EXERCISE PROMPT
Pull every line containing the word "type" from the records.

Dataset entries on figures
* begin *
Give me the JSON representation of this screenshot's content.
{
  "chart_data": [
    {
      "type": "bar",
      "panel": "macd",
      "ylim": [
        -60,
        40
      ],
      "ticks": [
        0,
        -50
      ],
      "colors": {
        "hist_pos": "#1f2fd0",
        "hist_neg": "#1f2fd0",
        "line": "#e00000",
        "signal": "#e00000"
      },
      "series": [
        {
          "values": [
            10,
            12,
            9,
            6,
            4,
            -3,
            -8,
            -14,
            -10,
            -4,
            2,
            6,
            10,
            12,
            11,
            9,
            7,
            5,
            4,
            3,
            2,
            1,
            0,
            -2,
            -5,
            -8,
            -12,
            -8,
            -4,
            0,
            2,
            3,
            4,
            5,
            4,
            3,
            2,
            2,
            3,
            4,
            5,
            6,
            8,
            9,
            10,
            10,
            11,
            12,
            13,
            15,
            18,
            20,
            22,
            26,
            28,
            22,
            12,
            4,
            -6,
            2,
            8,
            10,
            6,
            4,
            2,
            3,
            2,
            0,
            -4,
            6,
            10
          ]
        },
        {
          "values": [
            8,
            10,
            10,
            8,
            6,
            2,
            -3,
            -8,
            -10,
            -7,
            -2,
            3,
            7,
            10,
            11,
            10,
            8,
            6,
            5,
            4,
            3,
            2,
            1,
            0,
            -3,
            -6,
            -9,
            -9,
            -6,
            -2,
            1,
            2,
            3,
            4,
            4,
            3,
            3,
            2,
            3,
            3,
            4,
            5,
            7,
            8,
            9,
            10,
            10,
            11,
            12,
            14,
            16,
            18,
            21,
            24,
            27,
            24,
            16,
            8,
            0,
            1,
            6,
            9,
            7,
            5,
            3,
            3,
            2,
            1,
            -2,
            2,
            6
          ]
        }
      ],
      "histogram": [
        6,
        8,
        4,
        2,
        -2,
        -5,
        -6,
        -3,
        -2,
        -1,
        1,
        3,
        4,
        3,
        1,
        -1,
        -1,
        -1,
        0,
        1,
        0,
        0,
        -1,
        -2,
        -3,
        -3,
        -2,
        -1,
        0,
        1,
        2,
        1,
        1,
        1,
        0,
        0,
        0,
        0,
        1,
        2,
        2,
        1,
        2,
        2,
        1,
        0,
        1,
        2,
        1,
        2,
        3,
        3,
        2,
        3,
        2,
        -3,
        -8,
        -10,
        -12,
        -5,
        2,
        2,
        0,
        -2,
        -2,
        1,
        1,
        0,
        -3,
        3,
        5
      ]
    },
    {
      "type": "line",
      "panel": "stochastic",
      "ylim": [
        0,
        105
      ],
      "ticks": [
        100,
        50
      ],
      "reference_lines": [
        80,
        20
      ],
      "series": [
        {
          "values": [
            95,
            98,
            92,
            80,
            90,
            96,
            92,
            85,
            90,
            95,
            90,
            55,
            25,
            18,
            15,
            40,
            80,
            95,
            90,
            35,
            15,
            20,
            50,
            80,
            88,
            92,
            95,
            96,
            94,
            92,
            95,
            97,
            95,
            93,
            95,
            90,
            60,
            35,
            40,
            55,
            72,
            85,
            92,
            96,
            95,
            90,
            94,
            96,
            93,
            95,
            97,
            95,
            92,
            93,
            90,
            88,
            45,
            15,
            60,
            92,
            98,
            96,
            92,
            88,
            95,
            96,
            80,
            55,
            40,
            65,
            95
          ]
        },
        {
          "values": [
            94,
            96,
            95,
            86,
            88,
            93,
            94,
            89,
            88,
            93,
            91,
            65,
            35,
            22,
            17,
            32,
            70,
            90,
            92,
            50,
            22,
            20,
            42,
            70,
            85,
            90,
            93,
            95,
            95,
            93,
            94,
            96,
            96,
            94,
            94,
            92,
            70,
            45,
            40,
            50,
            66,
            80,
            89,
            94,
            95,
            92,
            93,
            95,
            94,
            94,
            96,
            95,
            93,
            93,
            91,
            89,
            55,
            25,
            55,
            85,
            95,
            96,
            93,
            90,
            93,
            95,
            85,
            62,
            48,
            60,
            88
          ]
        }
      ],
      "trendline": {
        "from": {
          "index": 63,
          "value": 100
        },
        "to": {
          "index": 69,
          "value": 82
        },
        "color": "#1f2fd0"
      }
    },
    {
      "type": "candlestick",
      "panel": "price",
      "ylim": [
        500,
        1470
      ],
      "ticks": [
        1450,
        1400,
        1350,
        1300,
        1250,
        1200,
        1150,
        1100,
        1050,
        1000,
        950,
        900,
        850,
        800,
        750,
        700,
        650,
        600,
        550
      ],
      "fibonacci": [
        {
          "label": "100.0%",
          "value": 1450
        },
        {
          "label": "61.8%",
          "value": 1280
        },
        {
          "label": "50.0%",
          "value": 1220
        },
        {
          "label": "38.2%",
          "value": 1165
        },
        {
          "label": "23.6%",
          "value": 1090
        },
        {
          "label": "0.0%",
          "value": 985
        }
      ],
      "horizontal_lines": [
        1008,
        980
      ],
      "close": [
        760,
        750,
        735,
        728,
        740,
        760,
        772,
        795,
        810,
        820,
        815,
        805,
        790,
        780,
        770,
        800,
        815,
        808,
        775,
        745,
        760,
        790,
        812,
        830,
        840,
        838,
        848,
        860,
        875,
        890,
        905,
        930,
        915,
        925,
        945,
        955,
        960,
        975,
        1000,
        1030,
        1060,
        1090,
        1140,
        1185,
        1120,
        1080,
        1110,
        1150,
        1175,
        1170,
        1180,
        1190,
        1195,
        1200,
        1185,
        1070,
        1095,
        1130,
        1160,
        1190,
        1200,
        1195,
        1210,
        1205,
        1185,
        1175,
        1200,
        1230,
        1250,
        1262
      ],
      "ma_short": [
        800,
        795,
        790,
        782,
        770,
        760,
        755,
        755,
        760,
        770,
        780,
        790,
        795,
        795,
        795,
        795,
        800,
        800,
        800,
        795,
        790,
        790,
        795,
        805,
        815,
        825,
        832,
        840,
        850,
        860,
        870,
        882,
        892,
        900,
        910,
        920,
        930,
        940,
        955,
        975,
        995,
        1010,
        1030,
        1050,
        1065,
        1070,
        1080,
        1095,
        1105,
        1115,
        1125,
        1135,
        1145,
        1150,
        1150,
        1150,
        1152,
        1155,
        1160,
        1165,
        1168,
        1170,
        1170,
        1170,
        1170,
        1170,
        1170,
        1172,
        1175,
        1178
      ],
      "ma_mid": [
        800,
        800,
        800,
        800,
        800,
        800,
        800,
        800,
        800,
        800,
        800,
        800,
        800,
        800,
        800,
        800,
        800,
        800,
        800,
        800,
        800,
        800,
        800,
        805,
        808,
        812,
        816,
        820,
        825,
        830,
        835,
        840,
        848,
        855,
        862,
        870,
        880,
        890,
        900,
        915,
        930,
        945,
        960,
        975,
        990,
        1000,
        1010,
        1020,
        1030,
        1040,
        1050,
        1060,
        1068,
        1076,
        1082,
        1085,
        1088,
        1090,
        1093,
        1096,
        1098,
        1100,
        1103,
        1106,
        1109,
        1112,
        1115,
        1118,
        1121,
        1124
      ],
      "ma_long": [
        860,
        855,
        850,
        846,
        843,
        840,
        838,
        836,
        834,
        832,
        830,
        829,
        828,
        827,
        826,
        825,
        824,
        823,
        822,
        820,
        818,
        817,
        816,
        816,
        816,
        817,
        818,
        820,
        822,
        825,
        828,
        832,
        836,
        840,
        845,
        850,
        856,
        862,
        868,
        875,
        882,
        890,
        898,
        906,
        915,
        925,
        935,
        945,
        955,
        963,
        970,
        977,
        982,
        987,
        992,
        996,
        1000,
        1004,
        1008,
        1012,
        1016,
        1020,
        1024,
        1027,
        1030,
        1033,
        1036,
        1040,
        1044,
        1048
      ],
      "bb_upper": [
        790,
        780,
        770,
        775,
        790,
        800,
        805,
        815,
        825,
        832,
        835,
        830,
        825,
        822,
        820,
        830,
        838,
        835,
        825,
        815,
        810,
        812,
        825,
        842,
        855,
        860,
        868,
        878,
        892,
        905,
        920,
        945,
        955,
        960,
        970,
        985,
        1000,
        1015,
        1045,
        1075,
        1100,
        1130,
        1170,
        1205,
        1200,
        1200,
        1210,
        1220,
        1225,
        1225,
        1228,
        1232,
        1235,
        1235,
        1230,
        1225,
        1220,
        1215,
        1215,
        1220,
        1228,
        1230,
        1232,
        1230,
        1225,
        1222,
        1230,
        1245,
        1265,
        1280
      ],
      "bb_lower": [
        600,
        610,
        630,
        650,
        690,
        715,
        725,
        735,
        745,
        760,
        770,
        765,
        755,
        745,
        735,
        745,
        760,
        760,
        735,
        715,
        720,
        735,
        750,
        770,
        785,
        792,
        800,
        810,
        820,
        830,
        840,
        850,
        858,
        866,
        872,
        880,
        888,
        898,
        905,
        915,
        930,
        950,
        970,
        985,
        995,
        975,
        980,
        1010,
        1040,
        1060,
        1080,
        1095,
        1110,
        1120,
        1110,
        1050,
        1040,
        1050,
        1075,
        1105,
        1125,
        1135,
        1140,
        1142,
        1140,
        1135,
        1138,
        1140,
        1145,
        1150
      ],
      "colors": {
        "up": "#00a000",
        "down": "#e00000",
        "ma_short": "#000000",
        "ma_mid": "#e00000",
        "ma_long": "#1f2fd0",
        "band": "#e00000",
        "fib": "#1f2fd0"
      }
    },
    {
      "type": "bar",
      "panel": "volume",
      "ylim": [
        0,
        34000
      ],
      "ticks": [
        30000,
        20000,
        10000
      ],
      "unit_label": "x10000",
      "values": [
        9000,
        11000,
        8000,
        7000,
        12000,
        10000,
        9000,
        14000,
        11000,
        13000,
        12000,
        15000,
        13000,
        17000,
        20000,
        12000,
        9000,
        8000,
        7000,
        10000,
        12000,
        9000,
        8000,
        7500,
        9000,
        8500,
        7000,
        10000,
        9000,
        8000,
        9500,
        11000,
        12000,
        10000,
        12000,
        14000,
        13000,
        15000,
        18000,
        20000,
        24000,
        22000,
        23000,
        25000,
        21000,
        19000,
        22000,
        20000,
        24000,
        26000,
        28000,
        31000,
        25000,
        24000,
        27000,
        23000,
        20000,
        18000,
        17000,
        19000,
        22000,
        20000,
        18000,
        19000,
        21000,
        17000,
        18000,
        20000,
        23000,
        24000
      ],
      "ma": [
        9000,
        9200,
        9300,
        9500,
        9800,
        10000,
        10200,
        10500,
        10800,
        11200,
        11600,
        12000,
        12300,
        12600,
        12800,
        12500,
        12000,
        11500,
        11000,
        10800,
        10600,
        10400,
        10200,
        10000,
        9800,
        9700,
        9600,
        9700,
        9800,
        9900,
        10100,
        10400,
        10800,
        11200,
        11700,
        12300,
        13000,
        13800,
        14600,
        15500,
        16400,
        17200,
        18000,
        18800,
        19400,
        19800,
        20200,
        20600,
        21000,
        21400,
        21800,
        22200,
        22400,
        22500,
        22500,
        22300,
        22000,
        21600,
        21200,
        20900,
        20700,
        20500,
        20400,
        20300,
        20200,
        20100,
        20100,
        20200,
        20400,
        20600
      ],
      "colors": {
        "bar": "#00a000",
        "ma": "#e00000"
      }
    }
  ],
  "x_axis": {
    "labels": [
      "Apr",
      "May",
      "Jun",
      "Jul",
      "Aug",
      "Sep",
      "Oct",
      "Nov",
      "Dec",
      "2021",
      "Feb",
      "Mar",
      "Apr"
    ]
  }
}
* end *
SOLUTION TO THE PROBLEM
      "type": "bar",
      "type": "line",
      "type": "candlestick",
      "type": "bar",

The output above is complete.